[START Supplied material]

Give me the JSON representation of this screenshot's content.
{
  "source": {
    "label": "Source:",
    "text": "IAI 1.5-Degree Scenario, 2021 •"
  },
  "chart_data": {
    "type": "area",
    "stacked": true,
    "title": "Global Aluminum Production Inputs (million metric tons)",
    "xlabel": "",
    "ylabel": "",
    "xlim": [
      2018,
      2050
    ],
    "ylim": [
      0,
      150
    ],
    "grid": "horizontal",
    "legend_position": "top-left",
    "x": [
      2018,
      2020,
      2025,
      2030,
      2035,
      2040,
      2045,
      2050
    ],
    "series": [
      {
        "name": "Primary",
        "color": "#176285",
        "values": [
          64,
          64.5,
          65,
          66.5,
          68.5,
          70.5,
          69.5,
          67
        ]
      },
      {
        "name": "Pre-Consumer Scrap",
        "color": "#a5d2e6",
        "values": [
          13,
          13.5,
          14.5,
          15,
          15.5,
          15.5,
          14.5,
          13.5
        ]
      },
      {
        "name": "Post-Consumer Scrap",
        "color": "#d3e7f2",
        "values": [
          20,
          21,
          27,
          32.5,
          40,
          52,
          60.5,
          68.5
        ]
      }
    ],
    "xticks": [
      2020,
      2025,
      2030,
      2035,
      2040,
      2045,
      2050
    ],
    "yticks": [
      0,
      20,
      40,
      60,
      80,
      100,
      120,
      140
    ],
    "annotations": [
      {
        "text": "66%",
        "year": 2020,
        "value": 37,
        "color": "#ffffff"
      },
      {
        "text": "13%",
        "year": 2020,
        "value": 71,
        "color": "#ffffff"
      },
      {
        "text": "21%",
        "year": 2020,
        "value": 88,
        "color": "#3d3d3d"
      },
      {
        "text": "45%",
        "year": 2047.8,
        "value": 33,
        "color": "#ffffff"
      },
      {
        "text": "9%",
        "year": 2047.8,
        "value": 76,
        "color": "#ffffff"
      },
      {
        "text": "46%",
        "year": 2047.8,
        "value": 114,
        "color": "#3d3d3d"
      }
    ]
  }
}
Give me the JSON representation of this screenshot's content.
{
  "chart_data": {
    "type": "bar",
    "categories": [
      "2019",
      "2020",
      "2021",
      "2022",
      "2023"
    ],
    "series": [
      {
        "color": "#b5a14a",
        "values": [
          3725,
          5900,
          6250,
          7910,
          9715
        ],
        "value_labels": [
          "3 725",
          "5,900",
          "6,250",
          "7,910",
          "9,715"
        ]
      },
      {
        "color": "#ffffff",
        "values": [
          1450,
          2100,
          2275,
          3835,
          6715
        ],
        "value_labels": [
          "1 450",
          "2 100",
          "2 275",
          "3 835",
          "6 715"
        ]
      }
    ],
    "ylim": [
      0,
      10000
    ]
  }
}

[END Supplied material]

What the task requires: Reproduce the data in full, exactly as presented.

The completed task:
Give me the JSON representation of this screenshot's content.
{
  "source": {
    "label": "Source:",
    "text": "IAI 1.5-Degree Scenario, 2021 •"
  },
  "chart_data": {
    "type": "area",
    "stacked": true,
    "title": "Global Aluminum Production Inputs (million metric tons)",
    "xlabel": "",
    "ylabel": "",
    "xlim": [
      2018,
      2050
    ],
    "ylim": [
      0,
      150
    ],
    "grid": "horizontal",
    "legend_position": "top-left",
    "x": [
      2018,
      2020,
      2025,
      2030,
      2035,
      2040,
      2045,
      2050
    ],
    "series": [
      {
        "name": "Primary",
        "color": "#176285",
        "values": [
          64,
          64.5,
          65,
          66.5,
          68.5,
          70.5,
          69.5,
          67
        ]
      },
      {
        "name": "Pre-Consumer Scrap",
        "color": "#a5d2e6",
        "values": [
          13,
          13.5,
          14.5,
          15,
          15.5,
          15.5,
          14.5,
          13.5
        ]
      },
      {
        "name": "Post-Consumer Scrap",
        "color": "#d3e7f2",
        "values": [
          20,
          21,
          27,
          32.5,
          40,
          52,
          60.5,
          68.5
        ]
      }
    ],
    "xticks": [
      2020,
      2025,
      2030,
      2035,
      2040,
      2045,
      2050
    ],
    "yticks": [
      0,
      20,
      40,
      60,
      80,
      100,
      120,
      140
    ],
    "annotations": [
      {
        "text": "66%",
        "year": 2020,
        "value": 37,
        "color": "#ffffff"
      },
      {
        "text": "13%",
        "year": 2020,
        "value": 71,
        "color": "#ffffff"
      },
      {
        "text": "21%",
        "year": 2020,
        "value": 88,
        "color": "#3d3d3d"
      },
      {
        "text": "45%",
        "year": 2047.8,
        "value": 33,
        "color": "#ffffff"
      },
      {
        "text": "9%",
        "year": 2047.8,
        "value": 76,
        "color": "#ffffff"
      },
      {
        "text": "46%",
        "year": 2047.8,
        "value": 114,
        "color": "#3d3d3d"
      }
    ]
  }
}
Give me the JSON representation of this screenshot's content.
{
  "chart_data": {
    "type": "bar",
    "categories": [
      "2019",
      "2020",
      "2021",
      "2022",
      "2023"
    ],
    "series": [
      {
        "color": "#b5a14a",
        "values": [
          3725,
          5900,
          6250,
          7910,
          9715
        ],
        "value_labels": [
          "3 725",
          "5,900",
          "6,250",
          "7,910",
          "9,715"
        ]
      },
      {
        "color": "#ffffff",
        "values": [
          1450,
          2100,
          2275,
          3835,
          6715
        ],
        "value_labels": [
          "1 450",
          "2 100",
          "2 275",
          "3 835",
          "6 715"
        ]
      }
    ],
    "ylim": [
      0,
      10000
    ]
  }
}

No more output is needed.